## Directions for this task
Write out, precisely and in full, each line of the material.

Start of Records shown

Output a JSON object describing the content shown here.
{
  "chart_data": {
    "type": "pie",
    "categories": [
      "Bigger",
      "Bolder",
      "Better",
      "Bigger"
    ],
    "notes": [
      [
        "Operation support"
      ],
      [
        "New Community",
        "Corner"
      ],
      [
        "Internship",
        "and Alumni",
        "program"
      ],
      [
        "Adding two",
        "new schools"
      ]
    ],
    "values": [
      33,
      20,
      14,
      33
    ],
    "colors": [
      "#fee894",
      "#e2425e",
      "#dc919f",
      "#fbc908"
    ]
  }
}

End of Records shown

## Solution to the problem
Output a JSON object describing the content shown here.
{
  "chart_data": {
    "type": "pie",
    "categories": [
      "Bigger",
      "Bolder",
      "Better",
      "Bigger"
    ],
    "notes": [
      [
        "Operation support"
      ],
      [
        "New Community",
        "Corner"
      ],
      [
        "Internship",
        "and Alumni",
        "program"
      ],
      [
        "Adding two",
        "new schools"
      ]
    ],
    "values": [
      33,
      20,
      14,
      33
    ],
    "colors": [
      "#fee894",
      "#e2425e",
      "#dc919f",
      "#fbc908"
    ]
  }
}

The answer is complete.